WHAT YOU SHOULD DO: Copy out every row below without changing a character, and leave the pictures out of your answer.

── STORED ROWS

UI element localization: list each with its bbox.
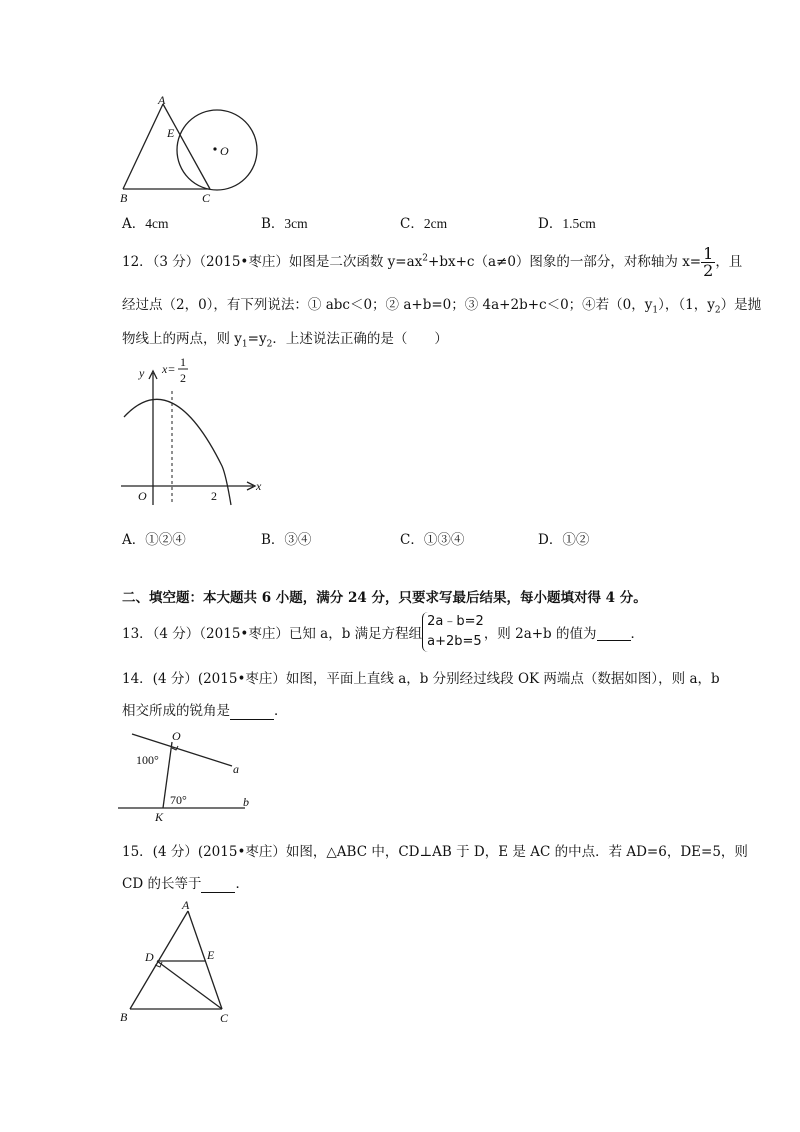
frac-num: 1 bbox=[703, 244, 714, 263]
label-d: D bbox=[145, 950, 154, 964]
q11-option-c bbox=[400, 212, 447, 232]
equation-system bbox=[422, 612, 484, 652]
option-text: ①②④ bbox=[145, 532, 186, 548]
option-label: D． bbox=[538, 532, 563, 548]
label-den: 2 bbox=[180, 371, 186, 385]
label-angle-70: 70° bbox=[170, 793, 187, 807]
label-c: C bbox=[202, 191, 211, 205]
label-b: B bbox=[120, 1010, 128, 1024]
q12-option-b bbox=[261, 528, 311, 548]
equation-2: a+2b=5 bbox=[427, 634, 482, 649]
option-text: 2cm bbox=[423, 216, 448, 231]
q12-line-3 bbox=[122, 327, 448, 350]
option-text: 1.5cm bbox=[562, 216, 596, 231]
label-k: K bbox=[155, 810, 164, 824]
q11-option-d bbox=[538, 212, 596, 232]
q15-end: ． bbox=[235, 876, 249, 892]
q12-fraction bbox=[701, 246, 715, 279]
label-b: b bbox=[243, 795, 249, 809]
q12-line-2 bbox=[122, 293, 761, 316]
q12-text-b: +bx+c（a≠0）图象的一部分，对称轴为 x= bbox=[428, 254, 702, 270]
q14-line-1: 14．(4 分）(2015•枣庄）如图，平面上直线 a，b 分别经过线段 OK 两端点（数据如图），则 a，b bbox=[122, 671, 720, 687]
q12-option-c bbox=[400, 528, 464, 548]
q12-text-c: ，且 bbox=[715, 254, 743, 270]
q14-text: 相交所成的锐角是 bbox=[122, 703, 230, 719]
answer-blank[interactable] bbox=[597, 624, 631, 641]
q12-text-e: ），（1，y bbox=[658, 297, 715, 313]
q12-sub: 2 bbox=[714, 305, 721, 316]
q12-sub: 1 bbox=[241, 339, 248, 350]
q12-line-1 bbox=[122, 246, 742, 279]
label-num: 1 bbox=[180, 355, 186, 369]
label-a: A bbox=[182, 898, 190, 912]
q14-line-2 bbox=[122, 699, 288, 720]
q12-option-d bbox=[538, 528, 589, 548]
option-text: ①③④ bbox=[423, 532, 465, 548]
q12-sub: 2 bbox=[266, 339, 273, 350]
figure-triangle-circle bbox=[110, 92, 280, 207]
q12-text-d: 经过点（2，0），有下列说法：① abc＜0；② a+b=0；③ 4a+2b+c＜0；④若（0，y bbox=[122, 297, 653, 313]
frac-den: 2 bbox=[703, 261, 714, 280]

────

EXPECTED ANSWER:
UI element localization: list each with its bbox.
frac-num: 1 bbox=[703, 244, 714, 263]
label-d: D bbox=[145, 950, 154, 964]
q11-option-c bbox=[400, 212, 447, 232]
equation-system bbox=[422, 612, 484, 652]
option-text: ①②④ bbox=[145, 532, 186, 548]
option-label: D． bbox=[538, 532, 563, 548]
label-den: 2 bbox=[180, 371, 186, 385]
label-angle-70: 70° bbox=[170, 793, 187, 807]
label-c: C bbox=[202, 191, 211, 205]
label-b: B bbox=[120, 1010, 128, 1024]
q12-option-b bbox=[261, 528, 311, 548]
equation-2: a+2b=5 bbox=[427, 634, 482, 649]
option-text: 2cm bbox=[423, 216, 448, 231]
q12-line-3 bbox=[122, 327, 448, 350]
option-text: 1.5cm bbox=[562, 216, 596, 231]
label-k: K bbox=[155, 810, 164, 824]
q11-option-d bbox=[538, 212, 596, 232]
q15-end: ． bbox=[235, 876, 249, 892]
q12-fraction bbox=[701, 246, 715, 279]
label-b: b bbox=[243, 795, 249, 809]
q12-line-2 bbox=[122, 293, 761, 316]
q12-text-b: +bx+c（a≠0）图象的一部分，对称轴为 x= bbox=[428, 254, 702, 270]
q14-line-1: 14．(4 分）(2015•枣庄）如图，平面上直线 a，b 分别经过线段 OK 两端点（数据如图），则 a，b bbox=[122, 671, 720, 687]
q12-option-c bbox=[400, 528, 464, 548]
q12-text-c: ，且 bbox=[715, 254, 743, 270]
q14-text: 相交所成的锐角是 bbox=[122, 703, 230, 719]
answer-blank[interactable] bbox=[597, 624, 631, 641]
q12-text-e: ），（1，y bbox=[658, 297, 715, 313]
q12-sub: 2 bbox=[714, 305, 721, 316]
q12-sub: 1 bbox=[241, 339, 248, 350]
q12-line-1 bbox=[122, 246, 742, 279]
label-num: 1 bbox=[180, 355, 186, 369]
label-a: A bbox=[182, 898, 190, 912]
q14-line-2 bbox=[122, 699, 288, 720]
q12-option-d bbox=[538, 528, 589, 548]
option-text: ①③④ bbox=[423, 532, 465, 548]
q12-sub: 2 bbox=[266, 339, 273, 350]
figure-triangle-circle bbox=[110, 92, 280, 207]
q12-text-d: 经过点（2，0），有下列说法：① abc＜0；② a+b=0；③ 4a+2b+c＜0；④若（0，y bbox=[122, 297, 653, 313]
frac-den: 2 bbox=[703, 261, 714, 280]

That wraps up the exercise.